Page excerpt:
(begin)
Two-thirds of the judges sitting on the 4th U.S. Circuit Court of Appeals, housed at the Lewis F. Powell Jr. U.S. Courthouse in Richmond, were nominated by Democratic presidents, tied for the largest such percentage among federal appellate circuits. (U.S. General Services Administration)

The 4th U.S. Circuit Court of Appeals, housed at the Lewis F. Powell Jr. U.S. Courthouse in Richmond. (U.S. General Services Administration)

A federal appeals court Tuesday cleared the way for a man to challenge his nearly 30-year-old guilty plea in Baltimore to attempted murder, saying it’s not too late for him to claim his attorney violated ethical rules by representing both him and his co-defendant – and then cutting a deal that freed the other guy.

In a 3-0 decision, the 4th U.S. Circuit Court of Appeals said Corey Lorenzo Woodfolk’s decades-old claim of ineffective assistance of counsel was not blocked by either a one-year federal statute of limitations or Maryland’s procedural restrictions. The court ordered a new hearing in vacating Senior U.S. District Judge J. Frederick Motz’s ruling that Woodfolk’s challenge was barred.
(end)
Task list:
- a) Rewrite the paragraph of the appeals court article that begins "In a 3-0 decision" as a short bulleted list that keeps its main facts.
- b) Write the next part of the appeals court article, picking up after its final sentence.

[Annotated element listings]
(begin)
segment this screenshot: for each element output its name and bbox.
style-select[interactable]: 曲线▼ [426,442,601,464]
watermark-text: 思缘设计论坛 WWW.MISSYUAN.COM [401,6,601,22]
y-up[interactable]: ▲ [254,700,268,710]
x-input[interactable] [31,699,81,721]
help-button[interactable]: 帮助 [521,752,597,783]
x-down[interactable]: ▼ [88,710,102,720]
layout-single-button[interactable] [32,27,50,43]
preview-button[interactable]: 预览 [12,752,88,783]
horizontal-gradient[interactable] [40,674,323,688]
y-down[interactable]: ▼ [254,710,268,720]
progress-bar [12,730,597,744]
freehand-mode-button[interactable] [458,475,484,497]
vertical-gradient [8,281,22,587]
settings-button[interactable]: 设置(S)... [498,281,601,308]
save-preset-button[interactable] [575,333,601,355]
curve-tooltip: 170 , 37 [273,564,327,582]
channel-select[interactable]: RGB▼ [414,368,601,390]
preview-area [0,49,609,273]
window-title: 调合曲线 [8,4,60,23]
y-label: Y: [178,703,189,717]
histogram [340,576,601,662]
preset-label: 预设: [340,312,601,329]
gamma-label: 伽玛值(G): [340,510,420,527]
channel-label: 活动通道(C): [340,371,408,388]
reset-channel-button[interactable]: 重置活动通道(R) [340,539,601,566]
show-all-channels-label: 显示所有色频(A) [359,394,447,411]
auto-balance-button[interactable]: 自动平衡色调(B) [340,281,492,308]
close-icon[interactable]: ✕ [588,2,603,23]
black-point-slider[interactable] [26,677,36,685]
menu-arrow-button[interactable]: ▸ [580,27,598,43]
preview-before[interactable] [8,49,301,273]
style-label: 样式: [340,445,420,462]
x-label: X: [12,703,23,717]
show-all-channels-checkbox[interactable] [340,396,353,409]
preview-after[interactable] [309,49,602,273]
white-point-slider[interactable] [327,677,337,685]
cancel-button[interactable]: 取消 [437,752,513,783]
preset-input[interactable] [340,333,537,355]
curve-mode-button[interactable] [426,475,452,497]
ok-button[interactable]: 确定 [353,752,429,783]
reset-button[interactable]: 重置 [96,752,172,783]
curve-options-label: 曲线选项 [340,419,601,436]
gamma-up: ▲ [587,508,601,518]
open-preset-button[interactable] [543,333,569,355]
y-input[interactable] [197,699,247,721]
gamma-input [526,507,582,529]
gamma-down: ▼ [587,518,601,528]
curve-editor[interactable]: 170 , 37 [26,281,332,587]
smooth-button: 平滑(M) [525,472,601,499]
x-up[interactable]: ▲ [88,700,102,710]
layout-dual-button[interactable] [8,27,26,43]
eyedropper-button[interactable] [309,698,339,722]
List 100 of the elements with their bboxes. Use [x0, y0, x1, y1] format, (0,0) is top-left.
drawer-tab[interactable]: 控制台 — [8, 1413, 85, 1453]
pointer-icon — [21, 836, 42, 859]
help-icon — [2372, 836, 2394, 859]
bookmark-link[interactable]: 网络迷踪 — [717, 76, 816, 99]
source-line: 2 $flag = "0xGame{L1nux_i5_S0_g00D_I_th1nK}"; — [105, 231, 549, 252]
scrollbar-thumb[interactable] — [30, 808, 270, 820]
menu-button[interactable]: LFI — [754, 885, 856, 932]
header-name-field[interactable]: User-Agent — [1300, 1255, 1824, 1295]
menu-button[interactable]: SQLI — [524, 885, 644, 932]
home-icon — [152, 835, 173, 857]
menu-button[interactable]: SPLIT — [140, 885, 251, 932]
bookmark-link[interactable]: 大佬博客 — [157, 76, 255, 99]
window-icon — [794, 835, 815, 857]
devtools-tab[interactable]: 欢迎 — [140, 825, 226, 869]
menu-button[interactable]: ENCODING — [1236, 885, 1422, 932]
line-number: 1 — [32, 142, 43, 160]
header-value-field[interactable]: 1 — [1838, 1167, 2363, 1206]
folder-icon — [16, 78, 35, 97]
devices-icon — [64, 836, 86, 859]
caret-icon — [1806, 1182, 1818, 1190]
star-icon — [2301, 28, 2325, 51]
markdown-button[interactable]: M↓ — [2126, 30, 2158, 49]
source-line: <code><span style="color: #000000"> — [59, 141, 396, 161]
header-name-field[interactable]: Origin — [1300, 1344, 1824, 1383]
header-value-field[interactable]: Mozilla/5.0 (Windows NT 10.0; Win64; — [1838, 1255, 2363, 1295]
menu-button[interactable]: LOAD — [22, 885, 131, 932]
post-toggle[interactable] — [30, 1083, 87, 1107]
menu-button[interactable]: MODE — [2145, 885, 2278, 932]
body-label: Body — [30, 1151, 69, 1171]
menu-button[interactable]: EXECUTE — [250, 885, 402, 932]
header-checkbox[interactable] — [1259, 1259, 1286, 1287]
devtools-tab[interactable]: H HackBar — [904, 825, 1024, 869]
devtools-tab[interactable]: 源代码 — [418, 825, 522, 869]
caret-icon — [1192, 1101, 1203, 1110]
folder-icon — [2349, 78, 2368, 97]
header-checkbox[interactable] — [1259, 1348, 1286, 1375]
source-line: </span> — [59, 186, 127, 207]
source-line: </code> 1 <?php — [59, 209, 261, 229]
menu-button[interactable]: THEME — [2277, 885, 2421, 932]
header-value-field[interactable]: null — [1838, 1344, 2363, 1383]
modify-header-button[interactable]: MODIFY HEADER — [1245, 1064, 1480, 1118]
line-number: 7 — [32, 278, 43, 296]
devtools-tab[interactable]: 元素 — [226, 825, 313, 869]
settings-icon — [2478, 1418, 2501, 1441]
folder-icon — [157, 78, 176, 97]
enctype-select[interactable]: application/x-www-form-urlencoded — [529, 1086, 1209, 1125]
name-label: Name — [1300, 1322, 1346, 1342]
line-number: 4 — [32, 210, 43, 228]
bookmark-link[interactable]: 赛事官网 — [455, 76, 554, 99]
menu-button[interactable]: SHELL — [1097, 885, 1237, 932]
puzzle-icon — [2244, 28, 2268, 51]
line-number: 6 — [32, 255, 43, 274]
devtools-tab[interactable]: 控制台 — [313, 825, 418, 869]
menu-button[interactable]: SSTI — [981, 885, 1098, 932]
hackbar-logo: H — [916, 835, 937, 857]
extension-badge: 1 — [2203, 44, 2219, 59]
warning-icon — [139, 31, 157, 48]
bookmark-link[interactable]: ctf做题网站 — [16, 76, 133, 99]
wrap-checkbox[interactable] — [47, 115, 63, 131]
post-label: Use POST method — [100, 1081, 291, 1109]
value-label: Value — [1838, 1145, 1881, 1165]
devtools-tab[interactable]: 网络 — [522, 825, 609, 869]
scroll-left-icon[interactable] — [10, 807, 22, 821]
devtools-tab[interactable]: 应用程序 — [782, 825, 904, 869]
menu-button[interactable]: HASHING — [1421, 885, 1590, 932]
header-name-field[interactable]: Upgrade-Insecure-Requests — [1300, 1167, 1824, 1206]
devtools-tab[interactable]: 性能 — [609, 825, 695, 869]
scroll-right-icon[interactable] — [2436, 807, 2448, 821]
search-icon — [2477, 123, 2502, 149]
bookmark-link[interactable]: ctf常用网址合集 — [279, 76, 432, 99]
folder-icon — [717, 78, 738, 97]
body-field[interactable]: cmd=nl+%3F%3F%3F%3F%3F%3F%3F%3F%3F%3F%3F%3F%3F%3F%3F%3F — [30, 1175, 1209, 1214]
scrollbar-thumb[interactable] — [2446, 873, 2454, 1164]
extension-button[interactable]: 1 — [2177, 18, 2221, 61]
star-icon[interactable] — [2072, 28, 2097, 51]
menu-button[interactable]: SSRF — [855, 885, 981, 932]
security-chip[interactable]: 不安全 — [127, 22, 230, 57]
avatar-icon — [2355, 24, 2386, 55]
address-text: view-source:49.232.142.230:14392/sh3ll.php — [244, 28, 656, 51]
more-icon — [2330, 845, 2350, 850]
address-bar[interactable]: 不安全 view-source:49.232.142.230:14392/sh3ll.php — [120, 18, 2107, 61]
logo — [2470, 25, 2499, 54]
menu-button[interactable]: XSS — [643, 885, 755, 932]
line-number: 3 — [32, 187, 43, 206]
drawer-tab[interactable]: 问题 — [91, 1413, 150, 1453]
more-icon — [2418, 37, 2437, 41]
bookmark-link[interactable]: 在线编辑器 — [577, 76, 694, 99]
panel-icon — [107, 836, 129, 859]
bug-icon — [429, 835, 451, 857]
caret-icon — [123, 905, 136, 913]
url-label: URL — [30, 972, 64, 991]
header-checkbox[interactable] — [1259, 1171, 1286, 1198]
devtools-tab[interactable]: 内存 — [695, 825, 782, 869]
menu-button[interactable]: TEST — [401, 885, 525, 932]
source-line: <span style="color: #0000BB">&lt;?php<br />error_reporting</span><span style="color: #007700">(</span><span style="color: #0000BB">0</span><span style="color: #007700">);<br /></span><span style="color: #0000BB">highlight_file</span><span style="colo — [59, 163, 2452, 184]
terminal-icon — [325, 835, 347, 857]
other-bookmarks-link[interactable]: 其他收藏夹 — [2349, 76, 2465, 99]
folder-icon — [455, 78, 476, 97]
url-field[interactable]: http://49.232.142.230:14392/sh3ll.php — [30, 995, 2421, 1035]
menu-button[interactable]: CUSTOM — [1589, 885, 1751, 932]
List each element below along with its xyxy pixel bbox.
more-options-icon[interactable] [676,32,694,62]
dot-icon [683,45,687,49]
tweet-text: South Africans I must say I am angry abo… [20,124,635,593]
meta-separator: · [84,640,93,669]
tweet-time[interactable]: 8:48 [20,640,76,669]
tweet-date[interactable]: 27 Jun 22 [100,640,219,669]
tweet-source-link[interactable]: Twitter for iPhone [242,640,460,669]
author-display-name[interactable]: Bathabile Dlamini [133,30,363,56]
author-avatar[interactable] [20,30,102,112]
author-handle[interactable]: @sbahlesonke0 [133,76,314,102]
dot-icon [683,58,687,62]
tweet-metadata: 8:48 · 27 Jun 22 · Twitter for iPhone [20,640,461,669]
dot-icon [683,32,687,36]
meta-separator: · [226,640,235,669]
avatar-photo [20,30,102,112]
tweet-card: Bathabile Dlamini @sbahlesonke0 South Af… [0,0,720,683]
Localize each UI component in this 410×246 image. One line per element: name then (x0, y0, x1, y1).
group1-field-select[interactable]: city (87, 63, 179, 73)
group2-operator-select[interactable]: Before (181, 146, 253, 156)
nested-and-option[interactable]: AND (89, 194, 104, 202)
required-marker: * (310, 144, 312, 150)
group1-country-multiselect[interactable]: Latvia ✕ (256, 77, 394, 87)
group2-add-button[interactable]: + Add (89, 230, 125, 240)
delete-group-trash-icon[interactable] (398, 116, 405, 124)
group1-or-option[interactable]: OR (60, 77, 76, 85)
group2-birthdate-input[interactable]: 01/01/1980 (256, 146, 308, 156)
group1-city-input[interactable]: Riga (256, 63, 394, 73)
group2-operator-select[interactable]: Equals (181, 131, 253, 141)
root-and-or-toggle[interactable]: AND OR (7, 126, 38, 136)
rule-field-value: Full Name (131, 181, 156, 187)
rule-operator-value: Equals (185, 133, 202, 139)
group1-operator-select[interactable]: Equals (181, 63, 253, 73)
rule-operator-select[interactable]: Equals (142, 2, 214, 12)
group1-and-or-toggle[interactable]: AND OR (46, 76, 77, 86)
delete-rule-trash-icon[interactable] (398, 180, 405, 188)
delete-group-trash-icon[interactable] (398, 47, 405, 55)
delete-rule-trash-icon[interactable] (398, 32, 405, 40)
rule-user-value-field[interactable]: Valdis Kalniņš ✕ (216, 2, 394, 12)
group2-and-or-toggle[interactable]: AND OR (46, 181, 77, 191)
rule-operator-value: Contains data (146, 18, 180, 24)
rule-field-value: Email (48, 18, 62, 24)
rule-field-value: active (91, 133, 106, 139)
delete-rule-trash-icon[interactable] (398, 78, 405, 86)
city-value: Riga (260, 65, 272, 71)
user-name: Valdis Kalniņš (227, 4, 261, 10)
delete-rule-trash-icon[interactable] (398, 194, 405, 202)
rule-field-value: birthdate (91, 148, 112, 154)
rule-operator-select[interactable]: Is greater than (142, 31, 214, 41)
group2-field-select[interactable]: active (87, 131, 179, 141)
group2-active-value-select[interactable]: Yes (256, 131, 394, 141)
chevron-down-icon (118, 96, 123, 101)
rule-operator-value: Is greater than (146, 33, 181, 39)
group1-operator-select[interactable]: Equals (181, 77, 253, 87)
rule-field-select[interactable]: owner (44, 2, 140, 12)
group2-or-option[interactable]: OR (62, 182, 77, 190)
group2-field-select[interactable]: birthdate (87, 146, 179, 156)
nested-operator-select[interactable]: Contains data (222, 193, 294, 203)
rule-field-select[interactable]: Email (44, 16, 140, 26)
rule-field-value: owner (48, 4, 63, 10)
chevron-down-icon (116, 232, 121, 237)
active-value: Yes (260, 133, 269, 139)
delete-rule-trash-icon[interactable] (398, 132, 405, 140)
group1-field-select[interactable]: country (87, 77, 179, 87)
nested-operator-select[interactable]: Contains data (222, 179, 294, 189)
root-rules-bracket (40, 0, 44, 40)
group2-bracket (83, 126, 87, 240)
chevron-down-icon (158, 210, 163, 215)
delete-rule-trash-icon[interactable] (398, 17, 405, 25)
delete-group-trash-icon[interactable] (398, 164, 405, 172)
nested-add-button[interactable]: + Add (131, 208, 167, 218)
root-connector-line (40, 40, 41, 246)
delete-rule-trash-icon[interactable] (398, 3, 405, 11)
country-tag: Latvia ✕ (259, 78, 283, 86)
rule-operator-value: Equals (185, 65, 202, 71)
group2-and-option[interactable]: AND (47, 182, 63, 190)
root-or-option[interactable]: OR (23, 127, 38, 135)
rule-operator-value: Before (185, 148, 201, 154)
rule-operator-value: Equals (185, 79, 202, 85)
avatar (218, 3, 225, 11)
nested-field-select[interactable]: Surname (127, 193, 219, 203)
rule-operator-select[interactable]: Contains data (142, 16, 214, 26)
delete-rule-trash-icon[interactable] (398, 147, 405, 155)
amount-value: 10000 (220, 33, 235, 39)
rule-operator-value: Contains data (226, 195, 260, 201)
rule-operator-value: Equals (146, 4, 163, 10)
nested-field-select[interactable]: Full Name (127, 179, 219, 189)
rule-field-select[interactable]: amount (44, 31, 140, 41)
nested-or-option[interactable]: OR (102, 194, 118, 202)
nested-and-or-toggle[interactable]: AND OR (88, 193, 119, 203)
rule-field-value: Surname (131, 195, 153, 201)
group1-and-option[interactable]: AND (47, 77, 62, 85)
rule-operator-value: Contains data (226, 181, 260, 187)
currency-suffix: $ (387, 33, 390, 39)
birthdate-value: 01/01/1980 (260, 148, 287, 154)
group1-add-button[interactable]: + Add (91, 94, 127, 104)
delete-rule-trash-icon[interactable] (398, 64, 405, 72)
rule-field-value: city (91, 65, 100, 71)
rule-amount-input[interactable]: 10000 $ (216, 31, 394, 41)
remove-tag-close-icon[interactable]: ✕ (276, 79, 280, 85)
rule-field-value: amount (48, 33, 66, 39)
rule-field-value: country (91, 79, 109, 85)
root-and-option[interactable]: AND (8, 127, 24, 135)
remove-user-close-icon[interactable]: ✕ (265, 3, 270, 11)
(end)
Answers for this exercise:
- a)
- The 4th U.S. Circuit Court of Appeals ruled 3-0.
- It held that Corey Lorenzo Woodfolk's decades-old claim of ineffective assistance of counsel was not blocked by the one-year federal statute of limitations or by Maryland's procedural restrictions.
- It vacated Senior U.S. District Judge J. Frederick Motz's ruling that the challenge was barred.
- It ordered a new hearing.

- b)
“For nearly 30 years, Woodfolk has contended that his guilty plea was procured by an attorney who served two masters, thereby betraying his duty of loyalty to Woodfolk in exchange for a favorable outcome for Woodfolk’s co-defendant,” Chief Judge Roger L. Gregory wrote for the 4th Circuit. “No court, state or federal, has ever addressed the substance of these troubling allegations. Having found no time bar or adequate state procedural bar to preclude a review of the claim on its merits, we believe the time has come for a fair adjudication of Woodfolk’s claim.”

On June 14, 1987, Woodfolk and Cornelius Langley became involved in an altercation in a Baltimore parking lot where an off-duty police officer said he saw Woodfolk draw a gun and pull the trigger but the weapon did not fire, according to the 4th Circuit’s opinion.

Nine months later, attorney Michael Vogelstein told Woodfolk an agreement had been reached with the state under which he would plead guilty to attempted murder and using a handgun in a violent crime while Langley would provide a statement to the court inculpating Woodfolk and would not be prosecuted, Woodfolk alleges in his ineffective-assistance claim.

Woodfolk pleaded guilty on March 4, 1988, and was sentenced to 10 years in prison, with five suspended, for attempted murder and a concurrent sentence of five years, all suspended, on the handgun count and five years’ probation.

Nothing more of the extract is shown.